Supplied material |
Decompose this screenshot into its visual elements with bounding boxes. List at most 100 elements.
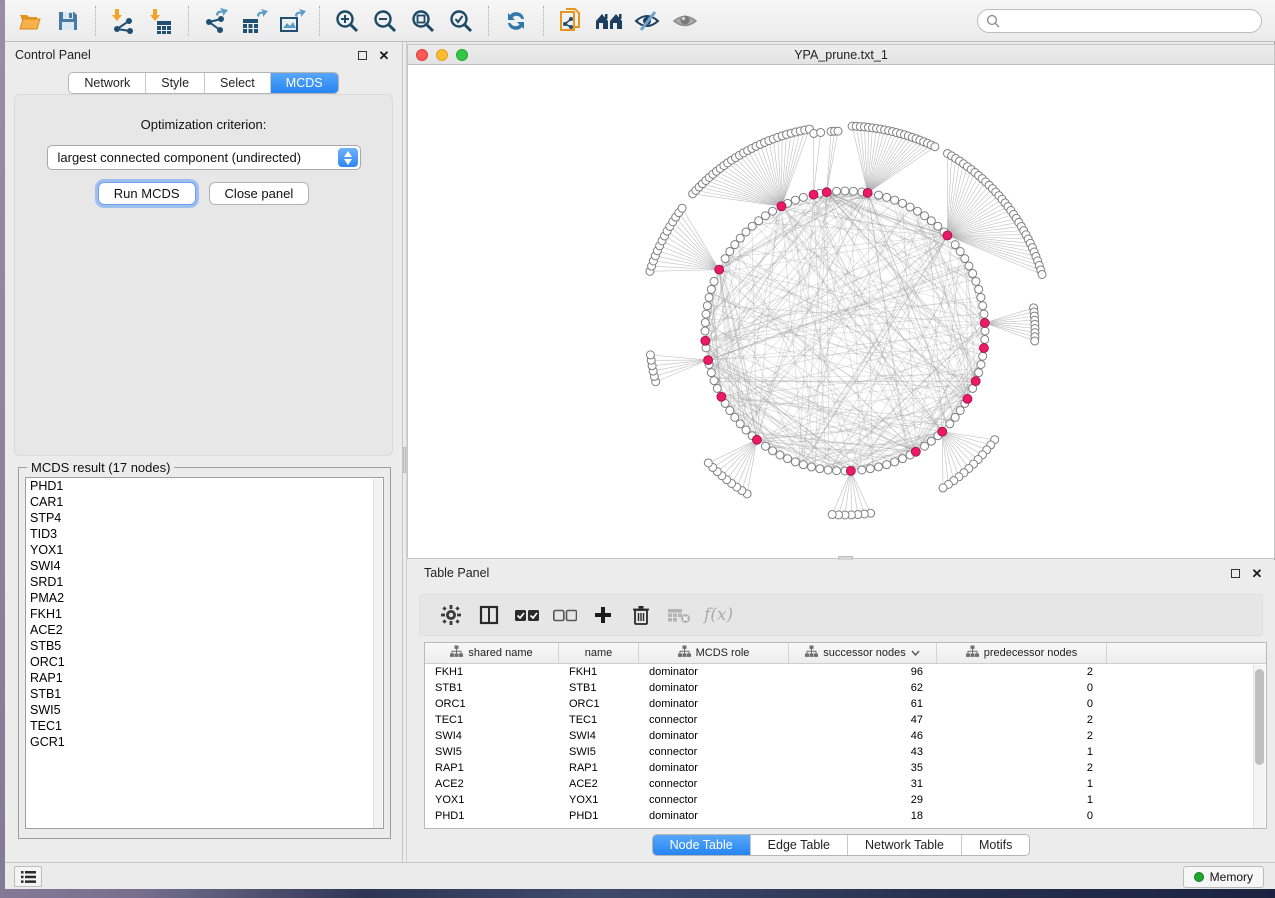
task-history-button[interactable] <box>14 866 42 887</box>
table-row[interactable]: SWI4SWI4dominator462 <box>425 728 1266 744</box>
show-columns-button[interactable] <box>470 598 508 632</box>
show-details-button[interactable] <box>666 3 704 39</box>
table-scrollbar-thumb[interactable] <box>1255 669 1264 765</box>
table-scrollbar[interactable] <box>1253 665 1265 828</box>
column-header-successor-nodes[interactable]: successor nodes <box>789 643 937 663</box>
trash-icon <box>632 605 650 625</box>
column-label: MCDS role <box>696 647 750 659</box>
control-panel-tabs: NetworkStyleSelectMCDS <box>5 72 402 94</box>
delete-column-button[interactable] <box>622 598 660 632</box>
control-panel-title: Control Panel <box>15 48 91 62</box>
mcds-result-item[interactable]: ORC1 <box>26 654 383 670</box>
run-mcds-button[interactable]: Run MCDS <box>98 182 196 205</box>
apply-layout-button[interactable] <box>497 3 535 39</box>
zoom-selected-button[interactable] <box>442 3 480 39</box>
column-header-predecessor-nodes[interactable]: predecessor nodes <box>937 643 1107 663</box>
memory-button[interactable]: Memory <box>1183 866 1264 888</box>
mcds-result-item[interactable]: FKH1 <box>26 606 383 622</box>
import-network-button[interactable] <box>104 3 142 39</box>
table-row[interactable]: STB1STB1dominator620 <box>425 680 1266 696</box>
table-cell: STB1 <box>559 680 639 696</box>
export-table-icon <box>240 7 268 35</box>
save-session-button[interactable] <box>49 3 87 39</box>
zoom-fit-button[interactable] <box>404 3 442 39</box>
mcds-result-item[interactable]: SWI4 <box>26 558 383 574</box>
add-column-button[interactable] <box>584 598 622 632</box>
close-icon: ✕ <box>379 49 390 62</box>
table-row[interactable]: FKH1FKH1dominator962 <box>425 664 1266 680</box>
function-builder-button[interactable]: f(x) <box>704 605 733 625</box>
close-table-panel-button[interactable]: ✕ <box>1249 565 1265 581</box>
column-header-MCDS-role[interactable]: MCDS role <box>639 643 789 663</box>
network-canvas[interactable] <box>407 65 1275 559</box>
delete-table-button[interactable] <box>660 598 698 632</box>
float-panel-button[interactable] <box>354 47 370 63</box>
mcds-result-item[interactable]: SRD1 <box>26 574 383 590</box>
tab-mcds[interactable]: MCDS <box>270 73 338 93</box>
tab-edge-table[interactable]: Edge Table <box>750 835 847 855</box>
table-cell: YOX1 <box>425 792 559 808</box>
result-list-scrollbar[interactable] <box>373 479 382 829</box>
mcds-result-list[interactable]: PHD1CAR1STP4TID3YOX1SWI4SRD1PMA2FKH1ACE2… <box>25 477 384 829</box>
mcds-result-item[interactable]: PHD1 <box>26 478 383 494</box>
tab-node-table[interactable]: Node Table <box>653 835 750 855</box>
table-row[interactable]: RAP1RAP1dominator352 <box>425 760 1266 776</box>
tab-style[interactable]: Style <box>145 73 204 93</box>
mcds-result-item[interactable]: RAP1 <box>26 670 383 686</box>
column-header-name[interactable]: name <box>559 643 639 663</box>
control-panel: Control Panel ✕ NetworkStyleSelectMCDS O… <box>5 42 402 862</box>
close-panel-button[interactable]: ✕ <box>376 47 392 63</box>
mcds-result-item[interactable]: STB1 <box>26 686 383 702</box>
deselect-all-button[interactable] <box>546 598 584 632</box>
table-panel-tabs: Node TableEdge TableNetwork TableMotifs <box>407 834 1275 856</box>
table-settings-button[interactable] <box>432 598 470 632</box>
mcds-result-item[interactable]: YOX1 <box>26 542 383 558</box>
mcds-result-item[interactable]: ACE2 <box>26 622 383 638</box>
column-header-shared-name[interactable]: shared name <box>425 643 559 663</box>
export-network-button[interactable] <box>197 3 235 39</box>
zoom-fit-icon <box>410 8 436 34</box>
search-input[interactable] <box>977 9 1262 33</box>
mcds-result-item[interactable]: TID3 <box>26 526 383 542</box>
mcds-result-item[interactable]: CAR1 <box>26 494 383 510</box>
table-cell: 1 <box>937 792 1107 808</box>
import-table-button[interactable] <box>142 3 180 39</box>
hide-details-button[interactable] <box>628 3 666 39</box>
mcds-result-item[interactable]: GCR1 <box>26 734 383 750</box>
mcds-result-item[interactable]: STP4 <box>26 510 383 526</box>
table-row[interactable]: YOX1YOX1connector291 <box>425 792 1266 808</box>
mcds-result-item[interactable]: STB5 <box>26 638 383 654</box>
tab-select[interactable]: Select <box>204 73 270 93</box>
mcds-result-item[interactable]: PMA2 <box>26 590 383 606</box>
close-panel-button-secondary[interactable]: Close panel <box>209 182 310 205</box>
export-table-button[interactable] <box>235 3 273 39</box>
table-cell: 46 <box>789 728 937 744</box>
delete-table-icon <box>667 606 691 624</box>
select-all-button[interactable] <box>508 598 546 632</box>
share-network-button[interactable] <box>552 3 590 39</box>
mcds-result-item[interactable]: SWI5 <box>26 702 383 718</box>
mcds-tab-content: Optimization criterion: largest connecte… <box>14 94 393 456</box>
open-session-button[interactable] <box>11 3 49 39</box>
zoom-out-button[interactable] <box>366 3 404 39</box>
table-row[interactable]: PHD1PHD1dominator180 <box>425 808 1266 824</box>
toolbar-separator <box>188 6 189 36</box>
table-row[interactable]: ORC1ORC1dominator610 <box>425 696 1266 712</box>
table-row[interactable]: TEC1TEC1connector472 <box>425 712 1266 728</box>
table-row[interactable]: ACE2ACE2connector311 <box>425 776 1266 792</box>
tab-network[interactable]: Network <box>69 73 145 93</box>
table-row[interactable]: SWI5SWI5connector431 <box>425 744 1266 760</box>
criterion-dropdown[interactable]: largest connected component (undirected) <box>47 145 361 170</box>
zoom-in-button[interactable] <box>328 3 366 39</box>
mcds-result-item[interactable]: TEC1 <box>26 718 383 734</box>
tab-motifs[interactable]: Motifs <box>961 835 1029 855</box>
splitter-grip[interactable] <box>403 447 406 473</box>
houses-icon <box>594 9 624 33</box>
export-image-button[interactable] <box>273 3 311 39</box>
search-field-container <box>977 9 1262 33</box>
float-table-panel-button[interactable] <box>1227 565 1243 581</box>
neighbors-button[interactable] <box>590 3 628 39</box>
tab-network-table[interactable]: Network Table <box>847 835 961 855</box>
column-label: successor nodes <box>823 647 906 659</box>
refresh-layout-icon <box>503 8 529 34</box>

--

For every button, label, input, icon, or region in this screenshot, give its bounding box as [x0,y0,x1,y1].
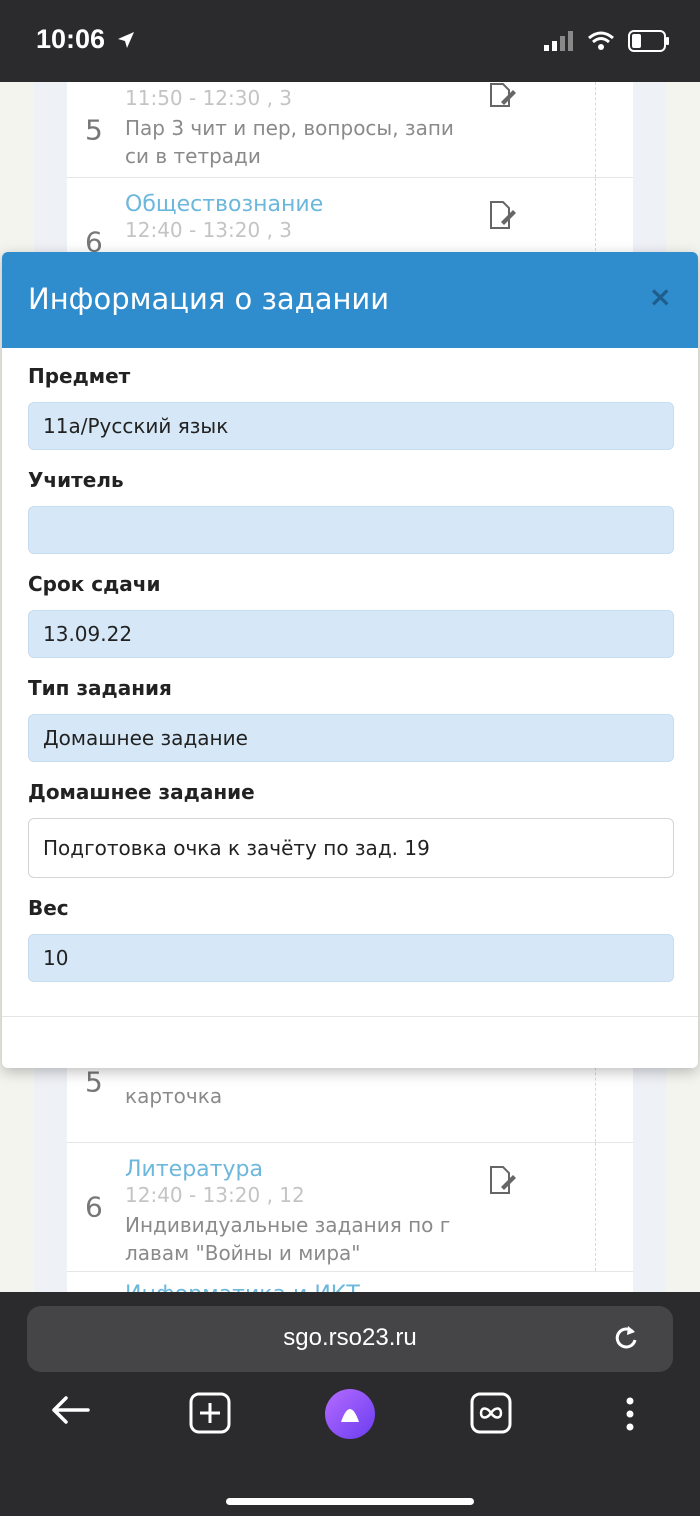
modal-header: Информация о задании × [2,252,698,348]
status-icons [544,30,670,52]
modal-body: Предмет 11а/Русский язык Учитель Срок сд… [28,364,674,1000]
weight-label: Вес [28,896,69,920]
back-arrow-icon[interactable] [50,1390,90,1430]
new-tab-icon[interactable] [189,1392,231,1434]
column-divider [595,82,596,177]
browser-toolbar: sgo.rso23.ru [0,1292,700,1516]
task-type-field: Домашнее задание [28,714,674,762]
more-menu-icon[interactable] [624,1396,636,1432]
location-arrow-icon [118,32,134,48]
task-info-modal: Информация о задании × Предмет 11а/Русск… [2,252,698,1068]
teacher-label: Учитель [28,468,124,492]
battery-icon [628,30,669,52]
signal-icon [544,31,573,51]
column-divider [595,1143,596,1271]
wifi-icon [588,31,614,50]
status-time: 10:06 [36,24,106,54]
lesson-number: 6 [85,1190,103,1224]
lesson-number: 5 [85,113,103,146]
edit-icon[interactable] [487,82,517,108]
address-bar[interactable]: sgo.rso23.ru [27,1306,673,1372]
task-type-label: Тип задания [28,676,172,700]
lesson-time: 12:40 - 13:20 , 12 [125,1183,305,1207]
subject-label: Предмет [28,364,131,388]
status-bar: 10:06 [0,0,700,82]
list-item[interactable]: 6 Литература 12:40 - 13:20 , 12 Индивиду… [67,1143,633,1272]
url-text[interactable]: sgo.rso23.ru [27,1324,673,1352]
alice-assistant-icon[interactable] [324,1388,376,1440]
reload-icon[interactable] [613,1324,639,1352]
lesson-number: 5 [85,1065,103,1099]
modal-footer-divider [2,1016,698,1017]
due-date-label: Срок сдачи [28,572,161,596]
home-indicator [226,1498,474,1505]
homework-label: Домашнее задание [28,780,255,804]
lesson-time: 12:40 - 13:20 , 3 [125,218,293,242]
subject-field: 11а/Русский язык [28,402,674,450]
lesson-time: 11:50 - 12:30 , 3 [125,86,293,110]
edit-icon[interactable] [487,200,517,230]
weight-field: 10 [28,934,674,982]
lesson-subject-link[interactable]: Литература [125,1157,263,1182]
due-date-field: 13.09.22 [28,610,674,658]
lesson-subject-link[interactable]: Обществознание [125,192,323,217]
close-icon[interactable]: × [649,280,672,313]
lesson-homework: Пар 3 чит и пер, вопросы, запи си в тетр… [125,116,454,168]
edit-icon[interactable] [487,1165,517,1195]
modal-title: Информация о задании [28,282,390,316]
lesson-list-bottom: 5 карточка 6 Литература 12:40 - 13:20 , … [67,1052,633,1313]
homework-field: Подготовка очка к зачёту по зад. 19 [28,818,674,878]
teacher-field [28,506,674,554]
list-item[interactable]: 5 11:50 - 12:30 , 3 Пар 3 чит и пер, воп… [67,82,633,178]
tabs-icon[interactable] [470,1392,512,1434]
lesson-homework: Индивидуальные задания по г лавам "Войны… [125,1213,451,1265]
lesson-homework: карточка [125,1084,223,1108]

Task instructions | Could you format the lines from the one holding "task-history-button[interactable] <box>14 866" through the one holding "run-mcds-button[interactable]: Run MCDS", both included, as a JSON list of strings with one string per line and blank lines left out?

Right answer |
[
  "task-history-button[interactable] <box>14 866 42 887</box>",
  "table-row[interactable]: SWI4SWI4dominator462 <box>425 728 1266 744</box>",
  "show-columns-button[interactable] <box>470 598 508 632</box>",
  "show-details-button[interactable] <box>666 3 704 39</box>",
  "table-scrollbar-thumb[interactable] <box>1255 669 1264 765</box>",
  "table-scrollbar[interactable] <box>1253 665 1265 828</box>",
  "column-header-successor-nodes[interactable]: successor nodes <box>789 643 937 663</box>",
  "trash-icon <box>632 605 650 625</box>",
  "column-label: MCDS role <box>696 647 750 659</box>",
  "control-panel-tabs: NetworkStyleSelectMCDS <box>5 72 402 94</box>",
  "delete-column-button[interactable] <box>622 598 660 632</box>",
  "control-panel-title: Control Panel <box>15 48 91 62</box>",
  "mcds-result-item[interactable]: ORC1 <box>26 654 383 670</box>",
  "run-mcds-button[interactable]: Run MCDS <box>98 182 196 205</box>"
]